» What you need to do
Tally the lines below that contain "https". The number is the whole answer.

» Extracted data
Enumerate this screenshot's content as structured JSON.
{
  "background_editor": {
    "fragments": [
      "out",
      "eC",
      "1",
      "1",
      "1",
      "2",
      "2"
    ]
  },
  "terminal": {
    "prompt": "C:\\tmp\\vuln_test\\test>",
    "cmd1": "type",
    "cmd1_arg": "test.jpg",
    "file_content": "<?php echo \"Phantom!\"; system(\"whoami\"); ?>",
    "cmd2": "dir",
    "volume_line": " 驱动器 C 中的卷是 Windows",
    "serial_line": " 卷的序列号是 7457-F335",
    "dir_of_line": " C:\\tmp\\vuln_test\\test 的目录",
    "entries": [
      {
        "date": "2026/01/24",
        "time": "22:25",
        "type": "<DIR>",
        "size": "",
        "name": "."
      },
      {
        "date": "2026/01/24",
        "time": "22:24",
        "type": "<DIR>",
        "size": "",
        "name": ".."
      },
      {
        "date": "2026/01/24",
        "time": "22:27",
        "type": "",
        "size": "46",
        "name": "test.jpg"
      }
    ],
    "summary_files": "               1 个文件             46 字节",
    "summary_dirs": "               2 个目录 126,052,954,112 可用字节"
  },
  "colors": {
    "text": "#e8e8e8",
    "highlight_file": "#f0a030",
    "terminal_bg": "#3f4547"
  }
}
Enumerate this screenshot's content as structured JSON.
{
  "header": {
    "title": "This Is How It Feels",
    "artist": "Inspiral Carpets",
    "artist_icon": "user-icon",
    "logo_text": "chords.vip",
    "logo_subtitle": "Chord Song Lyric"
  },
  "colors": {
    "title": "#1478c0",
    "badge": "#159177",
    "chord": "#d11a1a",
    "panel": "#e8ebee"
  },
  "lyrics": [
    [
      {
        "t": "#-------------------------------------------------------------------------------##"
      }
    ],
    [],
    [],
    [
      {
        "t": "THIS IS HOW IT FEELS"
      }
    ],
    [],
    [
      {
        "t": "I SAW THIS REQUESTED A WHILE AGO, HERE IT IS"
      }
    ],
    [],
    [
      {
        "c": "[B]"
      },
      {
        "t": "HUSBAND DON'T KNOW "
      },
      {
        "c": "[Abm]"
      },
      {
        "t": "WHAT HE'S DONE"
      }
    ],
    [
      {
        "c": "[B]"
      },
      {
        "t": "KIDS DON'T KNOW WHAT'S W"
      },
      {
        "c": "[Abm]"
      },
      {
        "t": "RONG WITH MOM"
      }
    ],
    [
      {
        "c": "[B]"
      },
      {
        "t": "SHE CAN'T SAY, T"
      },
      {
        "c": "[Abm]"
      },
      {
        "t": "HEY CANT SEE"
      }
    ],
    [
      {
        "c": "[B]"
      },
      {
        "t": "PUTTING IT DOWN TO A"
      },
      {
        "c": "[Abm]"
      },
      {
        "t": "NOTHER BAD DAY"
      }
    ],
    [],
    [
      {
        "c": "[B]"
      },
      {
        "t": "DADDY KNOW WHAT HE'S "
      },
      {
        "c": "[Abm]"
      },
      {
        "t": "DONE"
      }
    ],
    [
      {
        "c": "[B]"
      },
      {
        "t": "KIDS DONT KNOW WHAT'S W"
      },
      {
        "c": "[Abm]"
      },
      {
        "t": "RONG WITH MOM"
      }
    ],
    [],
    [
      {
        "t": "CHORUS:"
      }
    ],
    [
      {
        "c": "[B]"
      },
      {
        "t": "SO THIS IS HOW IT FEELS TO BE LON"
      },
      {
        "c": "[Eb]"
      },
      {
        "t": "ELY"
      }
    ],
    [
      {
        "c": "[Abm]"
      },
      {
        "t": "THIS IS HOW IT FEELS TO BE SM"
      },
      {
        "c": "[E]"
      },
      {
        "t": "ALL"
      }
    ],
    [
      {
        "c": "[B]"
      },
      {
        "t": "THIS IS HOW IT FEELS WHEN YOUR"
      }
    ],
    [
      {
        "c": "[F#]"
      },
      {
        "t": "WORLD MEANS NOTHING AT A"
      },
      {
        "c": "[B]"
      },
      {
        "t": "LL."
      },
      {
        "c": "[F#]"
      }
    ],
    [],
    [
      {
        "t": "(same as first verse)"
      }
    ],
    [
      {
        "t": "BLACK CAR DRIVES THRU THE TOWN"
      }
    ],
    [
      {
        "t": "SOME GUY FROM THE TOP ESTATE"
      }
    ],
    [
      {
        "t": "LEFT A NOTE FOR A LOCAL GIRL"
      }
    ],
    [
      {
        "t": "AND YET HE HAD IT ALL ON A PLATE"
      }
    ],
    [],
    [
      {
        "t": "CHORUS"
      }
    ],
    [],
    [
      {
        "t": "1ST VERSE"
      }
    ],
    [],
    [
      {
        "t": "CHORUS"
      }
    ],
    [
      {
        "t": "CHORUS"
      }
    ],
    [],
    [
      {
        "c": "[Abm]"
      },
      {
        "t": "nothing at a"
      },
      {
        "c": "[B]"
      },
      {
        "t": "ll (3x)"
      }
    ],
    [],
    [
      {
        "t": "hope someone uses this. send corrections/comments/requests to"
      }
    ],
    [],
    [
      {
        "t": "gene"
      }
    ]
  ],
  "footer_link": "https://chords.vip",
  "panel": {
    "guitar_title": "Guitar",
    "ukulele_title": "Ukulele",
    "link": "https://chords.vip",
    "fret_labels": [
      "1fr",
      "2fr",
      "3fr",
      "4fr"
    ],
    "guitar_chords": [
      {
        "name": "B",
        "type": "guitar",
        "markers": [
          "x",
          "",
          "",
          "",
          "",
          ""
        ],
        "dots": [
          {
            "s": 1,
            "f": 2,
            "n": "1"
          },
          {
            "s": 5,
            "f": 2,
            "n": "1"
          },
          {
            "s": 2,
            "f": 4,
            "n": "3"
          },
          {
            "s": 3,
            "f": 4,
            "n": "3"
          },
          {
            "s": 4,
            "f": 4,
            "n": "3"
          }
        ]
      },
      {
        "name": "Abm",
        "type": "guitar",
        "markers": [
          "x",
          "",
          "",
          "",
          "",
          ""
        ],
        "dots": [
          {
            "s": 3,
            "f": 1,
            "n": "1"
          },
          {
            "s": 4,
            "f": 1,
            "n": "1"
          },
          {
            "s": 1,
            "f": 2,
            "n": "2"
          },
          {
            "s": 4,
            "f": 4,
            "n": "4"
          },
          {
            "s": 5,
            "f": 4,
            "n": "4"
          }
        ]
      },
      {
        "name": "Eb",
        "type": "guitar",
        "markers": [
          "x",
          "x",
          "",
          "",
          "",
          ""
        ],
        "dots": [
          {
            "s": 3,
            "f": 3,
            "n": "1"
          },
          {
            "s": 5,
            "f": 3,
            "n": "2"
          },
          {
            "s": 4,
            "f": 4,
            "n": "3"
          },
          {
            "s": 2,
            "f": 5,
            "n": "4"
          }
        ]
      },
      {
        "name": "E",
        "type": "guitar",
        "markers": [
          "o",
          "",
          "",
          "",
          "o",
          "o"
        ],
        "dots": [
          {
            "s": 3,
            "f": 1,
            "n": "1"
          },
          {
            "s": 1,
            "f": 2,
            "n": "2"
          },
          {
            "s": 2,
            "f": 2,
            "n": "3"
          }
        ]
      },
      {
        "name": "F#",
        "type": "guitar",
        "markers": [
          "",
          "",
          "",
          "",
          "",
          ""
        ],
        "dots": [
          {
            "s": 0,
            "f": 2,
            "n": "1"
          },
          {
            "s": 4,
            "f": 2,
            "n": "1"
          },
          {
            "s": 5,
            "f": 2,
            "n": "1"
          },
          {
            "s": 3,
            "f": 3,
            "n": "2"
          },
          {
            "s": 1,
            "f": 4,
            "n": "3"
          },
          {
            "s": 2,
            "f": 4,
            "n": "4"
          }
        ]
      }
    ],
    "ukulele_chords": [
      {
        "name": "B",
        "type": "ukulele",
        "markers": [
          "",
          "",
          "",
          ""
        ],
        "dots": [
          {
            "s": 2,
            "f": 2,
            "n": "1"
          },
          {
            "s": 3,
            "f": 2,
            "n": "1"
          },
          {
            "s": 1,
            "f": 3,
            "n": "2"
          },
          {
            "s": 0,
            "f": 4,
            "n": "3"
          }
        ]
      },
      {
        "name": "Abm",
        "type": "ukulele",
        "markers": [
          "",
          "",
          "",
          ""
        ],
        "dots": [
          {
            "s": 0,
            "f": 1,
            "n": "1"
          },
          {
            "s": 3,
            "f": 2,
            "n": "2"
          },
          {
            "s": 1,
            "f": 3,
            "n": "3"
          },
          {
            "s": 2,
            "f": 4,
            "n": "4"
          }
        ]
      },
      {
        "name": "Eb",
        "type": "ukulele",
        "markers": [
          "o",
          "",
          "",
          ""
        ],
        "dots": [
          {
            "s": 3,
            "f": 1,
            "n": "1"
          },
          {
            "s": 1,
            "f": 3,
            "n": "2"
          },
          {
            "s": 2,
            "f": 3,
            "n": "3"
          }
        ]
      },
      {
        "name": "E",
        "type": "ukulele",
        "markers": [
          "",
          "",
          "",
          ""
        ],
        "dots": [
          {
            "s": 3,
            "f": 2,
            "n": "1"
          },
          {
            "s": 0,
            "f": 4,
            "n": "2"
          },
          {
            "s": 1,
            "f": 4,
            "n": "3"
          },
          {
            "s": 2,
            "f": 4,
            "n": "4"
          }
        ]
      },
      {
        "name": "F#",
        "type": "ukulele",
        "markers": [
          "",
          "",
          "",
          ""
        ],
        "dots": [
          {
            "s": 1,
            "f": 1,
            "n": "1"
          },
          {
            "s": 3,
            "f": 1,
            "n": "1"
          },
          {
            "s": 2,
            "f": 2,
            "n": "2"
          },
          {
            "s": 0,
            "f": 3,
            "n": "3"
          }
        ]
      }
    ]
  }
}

» Complete answer
2